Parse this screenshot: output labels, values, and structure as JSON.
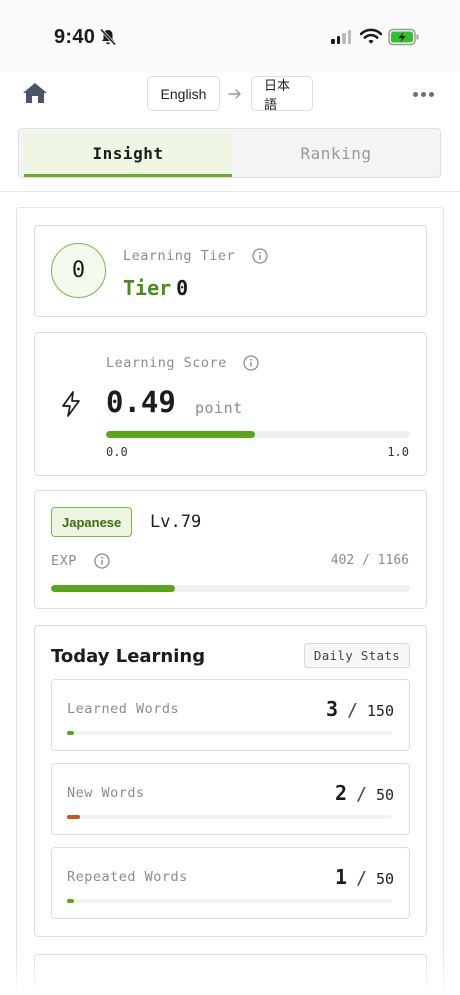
{
  "status_bar": {
    "time": "9:40"
  },
  "nav": {
    "source_lang": "English",
    "target_lang": "日本語"
  },
  "tabs": [
    {
      "label": "Insight",
      "active": true
    },
    {
      "label": "Ranking",
      "active": false
    }
  ],
  "tier": {
    "circle_value": "0",
    "label": "Learning Tier",
    "tier_word": "Tier",
    "tier_number": "0"
  },
  "score": {
    "label": "Learning Score",
    "value": "0.49",
    "unit": "point",
    "min": "0.0",
    "max": "1.0",
    "fraction": 0.49
  },
  "level": {
    "language": "Japanese",
    "level": "Lv.79",
    "exp_label": "EXP",
    "exp_current": 402,
    "exp_total": 1166,
    "exp_text": "402 / 1166"
  },
  "today": {
    "title": "Today Learning",
    "daily_stats_label": "Daily Stats",
    "rows": [
      {
        "label": "Learned Words",
        "value": "3",
        "total": "150",
        "fraction": 0.02,
        "color": "#5aa51b"
      },
      {
        "label": "New Words",
        "value": "2",
        "total": "50",
        "fraction": 0.04,
        "color": "#c9541e"
      },
      {
        "label": "Repeated Words",
        "value": "1",
        "total": "50",
        "fraction": 0.02,
        "color": "#5aa51b"
      }
    ]
  },
  "colors": {
    "accent": "#5aa51b",
    "accent_dark": "#4c8a1c",
    "tab_active_bg": "#eef6e3",
    "warning": "#c9541e"
  }
}
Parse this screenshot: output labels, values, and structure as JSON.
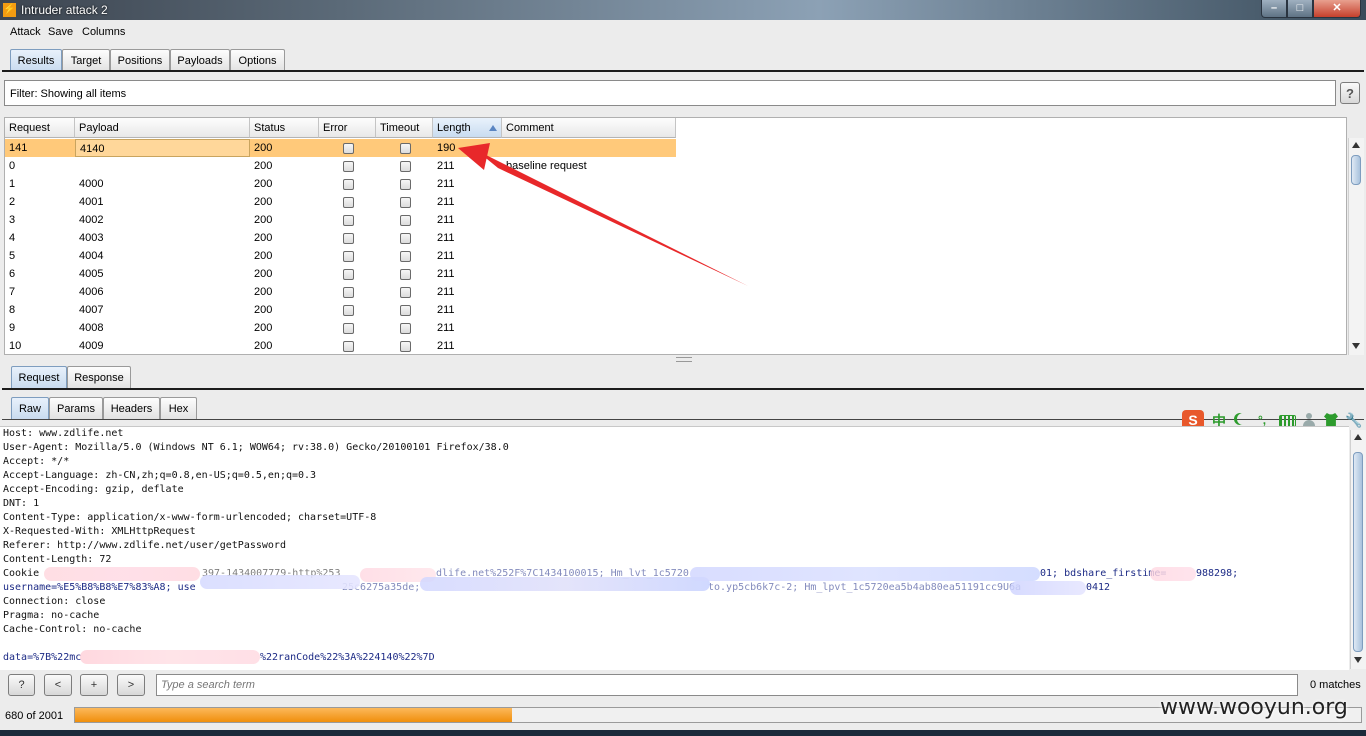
{
  "window": {
    "title": "Intruder attack 2",
    "min": "–",
    "max": "□",
    "close": "✕"
  },
  "menu": [
    "Attack",
    "Save",
    "Columns"
  ],
  "main_tabs": [
    "Results",
    "Target",
    "Positions",
    "Payloads",
    "Options"
  ],
  "filter": {
    "text": "Filter:  Showing all items",
    "help": "?"
  },
  "table": {
    "columns": [
      "Request",
      "Payload",
      "Status",
      "Error",
      "Timeout",
      "Length",
      "Comment"
    ],
    "sorted_column": "Length",
    "rows": [
      {
        "request": "141",
        "payload": "4140",
        "status": "200",
        "error": false,
        "timeout": false,
        "length": "190",
        "comment": ""
      },
      {
        "request": "0",
        "payload": "",
        "status": "200",
        "error": false,
        "timeout": false,
        "length": "211",
        "comment": "baseline request"
      },
      {
        "request": "1",
        "payload": "4000",
        "status": "200",
        "error": false,
        "timeout": false,
        "length": "211",
        "comment": ""
      },
      {
        "request": "2",
        "payload": "4001",
        "status": "200",
        "error": false,
        "timeout": false,
        "length": "211",
        "comment": ""
      },
      {
        "request": "3",
        "payload": "4002",
        "status": "200",
        "error": false,
        "timeout": false,
        "length": "211",
        "comment": ""
      },
      {
        "request": "4",
        "payload": "4003",
        "status": "200",
        "error": false,
        "timeout": false,
        "length": "211",
        "comment": ""
      },
      {
        "request": "5",
        "payload": "4004",
        "status": "200",
        "error": false,
        "timeout": false,
        "length": "211",
        "comment": ""
      },
      {
        "request": "6",
        "payload": "4005",
        "status": "200",
        "error": false,
        "timeout": false,
        "length": "211",
        "comment": ""
      },
      {
        "request": "7",
        "payload": "4006",
        "status": "200",
        "error": false,
        "timeout": false,
        "length": "211",
        "comment": ""
      },
      {
        "request": "8",
        "payload": "4007",
        "status": "200",
        "error": false,
        "timeout": false,
        "length": "211",
        "comment": ""
      },
      {
        "request": "9",
        "payload": "4008",
        "status": "200",
        "error": false,
        "timeout": false,
        "length": "211",
        "comment": ""
      },
      {
        "request": "10",
        "payload": "4009",
        "status": "200",
        "error": false,
        "timeout": false,
        "length": "211",
        "comment": ""
      }
    ]
  },
  "detail_tabs": [
    "Request",
    "Response"
  ],
  "view_tabs": [
    "Raw",
    "Params",
    "Headers",
    "Hex"
  ],
  "request_lines": [
    "Host: www.zdlife.net",
    "User-Agent: Mozilla/5.0 (Windows NT 6.1; WOW64; rv:38.0) Gecko/20100101 Firefox/38.0",
    "Accept: */*",
    "Accept-Language: zh-CN,zh;q=0.8,en-US;q=0.5,en;q=0.3",
    "Accept-Encoding: gzip, deflate",
    "DNT: 1",
    "Content-Type: application/x-www-form-urlencoded; charset=UTF-8",
    "X-Requested-With: XMLHttpRequest",
    "Referer: http://www.zdlife.net/user/getPassword",
    "Content-Length: 72"
  ],
  "cookie_fragments": {
    "l1_label": "Cookie",
    "l1_a": "397-1434007779-http%253",
    "l1_b": "dlife.net%252F%7C1434100015; Hm_lvt_1c5720",
    "l1_c": "01; bdshare_firstime=",
    "l1_d": "988298;",
    "l2_a": "username=%E5%B8%B8%E7%83%A8; use",
    "l2_b": "25c6275a35de;",
    "l2_c": "to.yp5cb6k7c-2; Hm_lpvt_1c5720ea5b4ab80ea51191cc9U6a",
    "l2_d": "0412"
  },
  "trailing_lines": [
    "Connection: close",
    "Pragma: no-cache",
    "Cache-Control: no-cache"
  ],
  "data_line": {
    "a": "data=%7B%22mc",
    "b": "%22ranCode%22%3A%224140%22%7D"
  },
  "search": {
    "placeholder": "Type a search term",
    "matches": "0 matches",
    "buttons": [
      "?",
      "<",
      "+",
      ">"
    ]
  },
  "progress": {
    "label": "680 of 2001",
    "fraction": 0.34
  },
  "ime_icons": [
    "S",
    "中"
  ],
  "watermark": "www.wooyun.org",
  "colors": {
    "selected_row": "#ffc97a",
    "progress": "#f08f0c",
    "annotation_arrow": "#e8282a",
    "blue_text": "#1d2b86"
  }
}
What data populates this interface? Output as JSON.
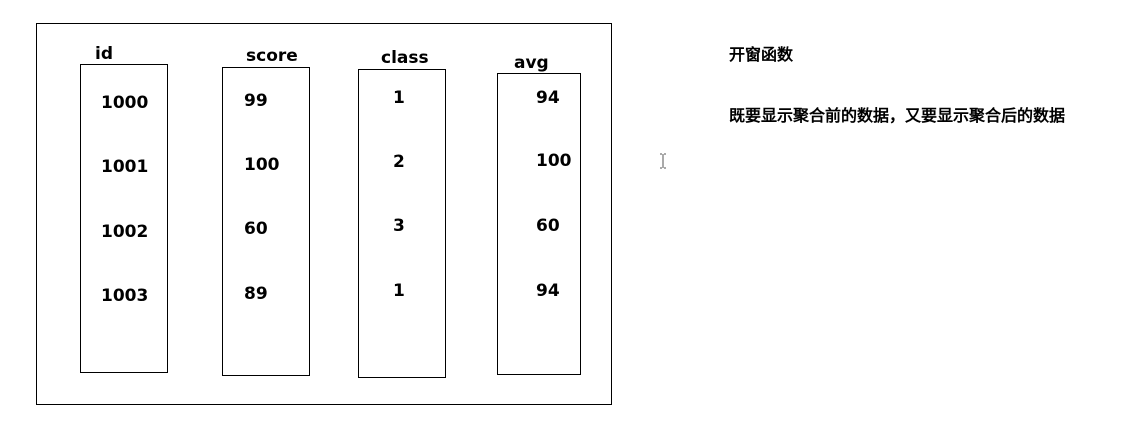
{
  "table": {
    "columns": [
      {
        "header": "id",
        "values": [
          "1000",
          "1001",
          "1002",
          "1003"
        ]
      },
      {
        "header": "score",
        "values": [
          "99",
          "100",
          "60",
          "89"
        ]
      },
      {
        "header": "class",
        "values": [
          "1",
          "2",
          "3",
          "1"
        ]
      },
      {
        "header": "avg",
        "values": [
          "94",
          "100",
          "60",
          "94"
        ]
      }
    ]
  },
  "notes": {
    "title": "开窗函数",
    "body": "既要显示聚合前的数据，又要显示聚合后的数据"
  },
  "cursor": {
    "icon": "text-cursor-icon"
  }
}
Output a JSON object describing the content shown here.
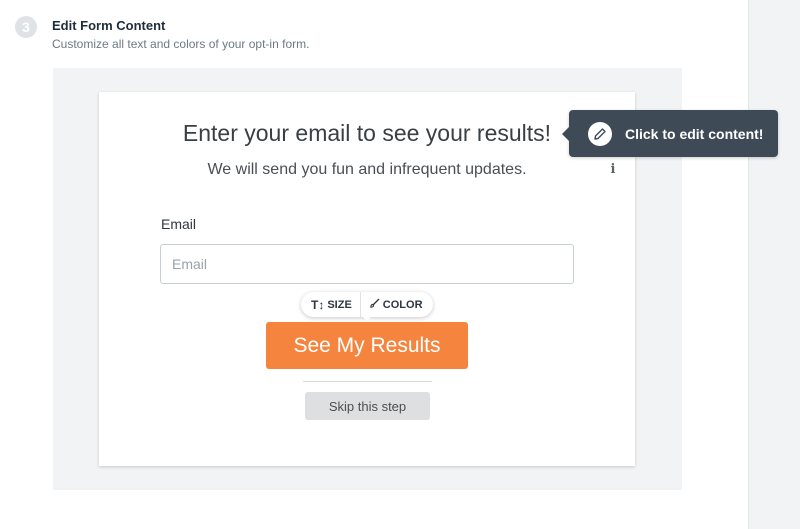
{
  "step": {
    "number": "3",
    "title": "Edit Form Content",
    "subtitle": "Customize all text and colors of your opt-in form."
  },
  "form": {
    "headline": "Enter your email to see your results!",
    "subheadline": "We will send you fun and infrequent updates.",
    "info_icon": "info-icon",
    "email_label": "Email",
    "email_placeholder": "Email",
    "email_value": "",
    "submit_label": "See My Results",
    "skip_label": "Skip this step"
  },
  "style_toolbar": {
    "size_label": "SIZE",
    "color_label": "COLOR",
    "size_icon": "text-size-icon",
    "color_icon": "brush-icon"
  },
  "tooltip": {
    "text": "Click to edit content!",
    "icon": "pencil-icon"
  },
  "colors": {
    "accent_button": "#f5843f",
    "tooltip_bg": "#3e4b57",
    "preview_bg": "#f1f3f4"
  }
}
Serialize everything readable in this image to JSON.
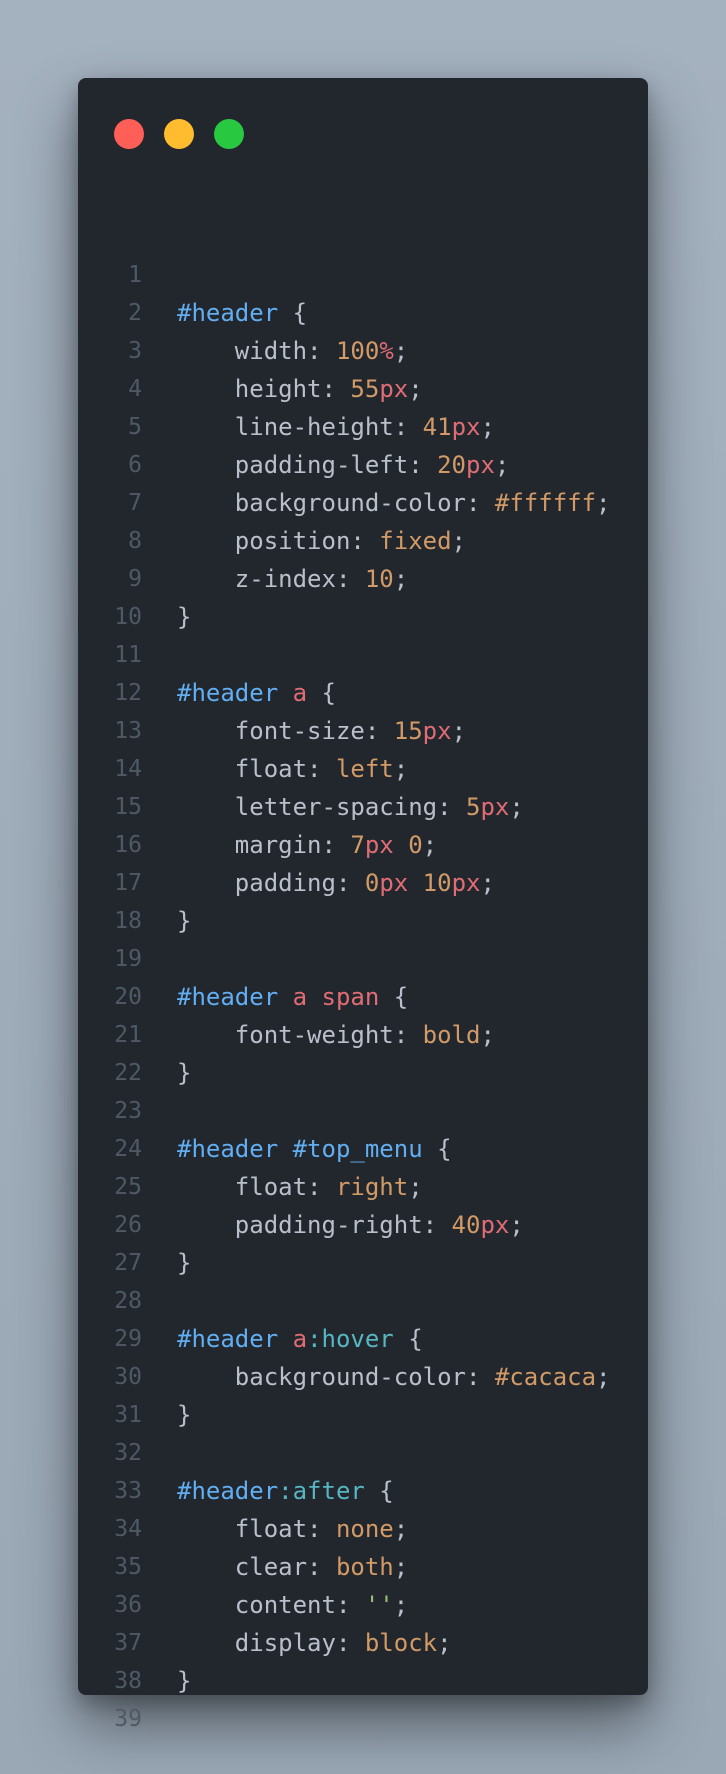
{
  "window": {
    "controls": [
      "close",
      "minimize",
      "maximize"
    ]
  },
  "code": {
    "lines": [
      {
        "n": "1",
        "tokens": []
      },
      {
        "n": "2",
        "tokens": [
          [
            "#header",
            "id"
          ],
          [
            " {",
            "punc"
          ]
        ]
      },
      {
        "n": "3",
        "tokens": [
          [
            "    ",
            "punc"
          ],
          [
            "width",
            "prop"
          ],
          [
            ": ",
            "punc"
          ],
          [
            "100",
            "num"
          ],
          [
            "%",
            "unit"
          ],
          [
            ";",
            "punc"
          ]
        ]
      },
      {
        "n": "4",
        "tokens": [
          [
            "    ",
            "punc"
          ],
          [
            "height",
            "prop"
          ],
          [
            ": ",
            "punc"
          ],
          [
            "55",
            "num"
          ],
          [
            "px",
            "unit"
          ],
          [
            ";",
            "punc"
          ]
        ]
      },
      {
        "n": "5",
        "tokens": [
          [
            "    ",
            "punc"
          ],
          [
            "line-height",
            "prop"
          ],
          [
            ": ",
            "punc"
          ],
          [
            "41",
            "num"
          ],
          [
            "px",
            "unit"
          ],
          [
            ";",
            "punc"
          ]
        ]
      },
      {
        "n": "6",
        "tokens": [
          [
            "    ",
            "punc"
          ],
          [
            "padding-left",
            "prop"
          ],
          [
            ": ",
            "punc"
          ],
          [
            "20",
            "num"
          ],
          [
            "px",
            "unit"
          ],
          [
            ";",
            "punc"
          ]
        ]
      },
      {
        "n": "7",
        "tokens": [
          [
            "    ",
            "punc"
          ],
          [
            "background-color",
            "prop"
          ],
          [
            ": ",
            "punc"
          ],
          [
            "#ffffff",
            "kw"
          ],
          [
            ";",
            "punc"
          ]
        ]
      },
      {
        "n": "8",
        "tokens": [
          [
            "    ",
            "punc"
          ],
          [
            "position",
            "prop"
          ],
          [
            ": ",
            "punc"
          ],
          [
            "fixed",
            "kw"
          ],
          [
            ";",
            "punc"
          ]
        ]
      },
      {
        "n": "9",
        "tokens": [
          [
            "    ",
            "punc"
          ],
          [
            "z-index",
            "prop"
          ],
          [
            ": ",
            "punc"
          ],
          [
            "10",
            "num"
          ],
          [
            ";",
            "punc"
          ]
        ]
      },
      {
        "n": "10",
        "tokens": [
          [
            "}",
            "punc"
          ]
        ]
      },
      {
        "n": "11",
        "tokens": []
      },
      {
        "n": "12",
        "tokens": [
          [
            "#header",
            "id"
          ],
          [
            " ",
            "punc"
          ],
          [
            "a",
            "tag"
          ],
          [
            " {",
            "punc"
          ]
        ]
      },
      {
        "n": "13",
        "tokens": [
          [
            "    ",
            "punc"
          ],
          [
            "font-size",
            "prop"
          ],
          [
            ": ",
            "punc"
          ],
          [
            "15",
            "num"
          ],
          [
            "px",
            "unit"
          ],
          [
            ";",
            "punc"
          ]
        ]
      },
      {
        "n": "14",
        "tokens": [
          [
            "    ",
            "punc"
          ],
          [
            "float",
            "prop"
          ],
          [
            ": ",
            "punc"
          ],
          [
            "left",
            "kw"
          ],
          [
            ";",
            "punc"
          ]
        ]
      },
      {
        "n": "15",
        "tokens": [
          [
            "    ",
            "punc"
          ],
          [
            "letter-spacing",
            "prop"
          ],
          [
            ": ",
            "punc"
          ],
          [
            "5",
            "num"
          ],
          [
            "px",
            "unit"
          ],
          [
            ";",
            "punc"
          ]
        ]
      },
      {
        "n": "16",
        "tokens": [
          [
            "    ",
            "punc"
          ],
          [
            "margin",
            "prop"
          ],
          [
            ": ",
            "punc"
          ],
          [
            "7",
            "num"
          ],
          [
            "px",
            "unit"
          ],
          [
            " ",
            "punc"
          ],
          [
            "0",
            "num"
          ],
          [
            ";",
            "punc"
          ]
        ]
      },
      {
        "n": "17",
        "tokens": [
          [
            "    ",
            "punc"
          ],
          [
            "padding",
            "prop"
          ],
          [
            ": ",
            "punc"
          ],
          [
            "0",
            "num"
          ],
          [
            "px",
            "unit"
          ],
          [
            " ",
            "punc"
          ],
          [
            "10",
            "num"
          ],
          [
            "px",
            "unit"
          ],
          [
            ";",
            "punc"
          ]
        ]
      },
      {
        "n": "18",
        "tokens": [
          [
            "}",
            "punc"
          ]
        ]
      },
      {
        "n": "19",
        "tokens": []
      },
      {
        "n": "20",
        "tokens": [
          [
            "#header",
            "id"
          ],
          [
            " ",
            "punc"
          ],
          [
            "a",
            "tag"
          ],
          [
            " ",
            "punc"
          ],
          [
            "span",
            "tag"
          ],
          [
            " {",
            "punc"
          ]
        ]
      },
      {
        "n": "21",
        "tokens": [
          [
            "    ",
            "punc"
          ],
          [
            "font-weight",
            "prop"
          ],
          [
            ": ",
            "punc"
          ],
          [
            "bold",
            "kw"
          ],
          [
            ";",
            "punc"
          ]
        ]
      },
      {
        "n": "22",
        "tokens": [
          [
            "}",
            "punc"
          ]
        ]
      },
      {
        "n": "23",
        "tokens": []
      },
      {
        "n": "24",
        "tokens": [
          [
            "#header",
            "id"
          ],
          [
            " ",
            "punc"
          ],
          [
            "#top_menu",
            "id"
          ],
          [
            " {",
            "punc"
          ]
        ]
      },
      {
        "n": "25",
        "tokens": [
          [
            "    ",
            "punc"
          ],
          [
            "float",
            "prop"
          ],
          [
            ": ",
            "punc"
          ],
          [
            "right",
            "kw"
          ],
          [
            ";",
            "punc"
          ]
        ]
      },
      {
        "n": "26",
        "tokens": [
          [
            "    ",
            "punc"
          ],
          [
            "padding-right",
            "prop"
          ],
          [
            ": ",
            "punc"
          ],
          [
            "40",
            "num"
          ],
          [
            "px",
            "unit"
          ],
          [
            ";",
            "punc"
          ]
        ]
      },
      {
        "n": "27",
        "tokens": [
          [
            "}",
            "punc"
          ]
        ]
      },
      {
        "n": "28",
        "tokens": []
      },
      {
        "n": "29",
        "tokens": [
          [
            "#header",
            "id"
          ],
          [
            " ",
            "punc"
          ],
          [
            "a",
            "tag"
          ],
          [
            ":hover",
            "pseudo"
          ],
          [
            " {",
            "punc"
          ]
        ]
      },
      {
        "n": "30",
        "tokens": [
          [
            "    ",
            "punc"
          ],
          [
            "background-color",
            "prop"
          ],
          [
            ": ",
            "punc"
          ],
          [
            "#cacaca",
            "kw"
          ],
          [
            ";",
            "punc"
          ]
        ]
      },
      {
        "n": "31",
        "tokens": [
          [
            "}",
            "punc"
          ]
        ]
      },
      {
        "n": "32",
        "tokens": []
      },
      {
        "n": "33",
        "tokens": [
          [
            "#header",
            "id"
          ],
          [
            ":after",
            "pseudo"
          ],
          [
            " {",
            "punc"
          ]
        ]
      },
      {
        "n": "34",
        "tokens": [
          [
            "    ",
            "punc"
          ],
          [
            "float",
            "prop"
          ],
          [
            ": ",
            "punc"
          ],
          [
            "none",
            "kw"
          ],
          [
            ";",
            "punc"
          ]
        ]
      },
      {
        "n": "35",
        "tokens": [
          [
            "    ",
            "punc"
          ],
          [
            "clear",
            "prop"
          ],
          [
            ": ",
            "punc"
          ],
          [
            "both",
            "kw"
          ],
          [
            ";",
            "punc"
          ]
        ]
      },
      {
        "n": "36",
        "tokens": [
          [
            "    ",
            "punc"
          ],
          [
            "content",
            "prop"
          ],
          [
            ": ",
            "punc"
          ],
          [
            "''",
            "str"
          ],
          [
            ";",
            "punc"
          ]
        ]
      },
      {
        "n": "37",
        "tokens": [
          [
            "    ",
            "punc"
          ],
          [
            "display",
            "prop"
          ],
          [
            ": ",
            "punc"
          ],
          [
            "block",
            "kw"
          ],
          [
            ";",
            "punc"
          ]
        ]
      },
      {
        "n": "38",
        "tokens": [
          [
            "}",
            "punc"
          ]
        ]
      },
      {
        "n": "39",
        "tokens": []
      }
    ]
  }
}
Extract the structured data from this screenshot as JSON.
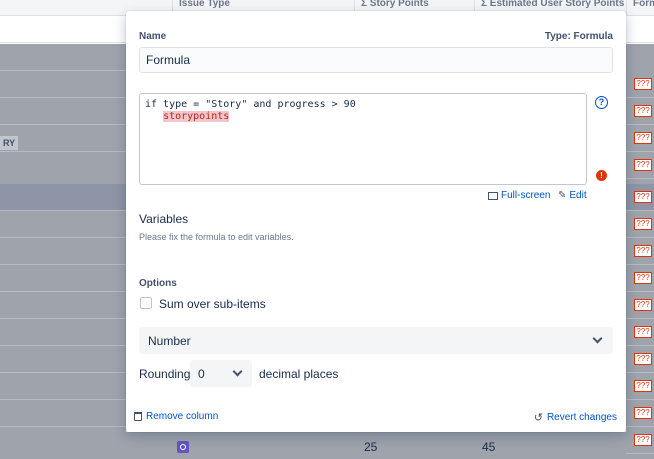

════════

Return all the lines that contain the string "your".

    "subtitle": "Customize all text and colors of your opt-in form."
    "headline": "Enter your email to see your results!",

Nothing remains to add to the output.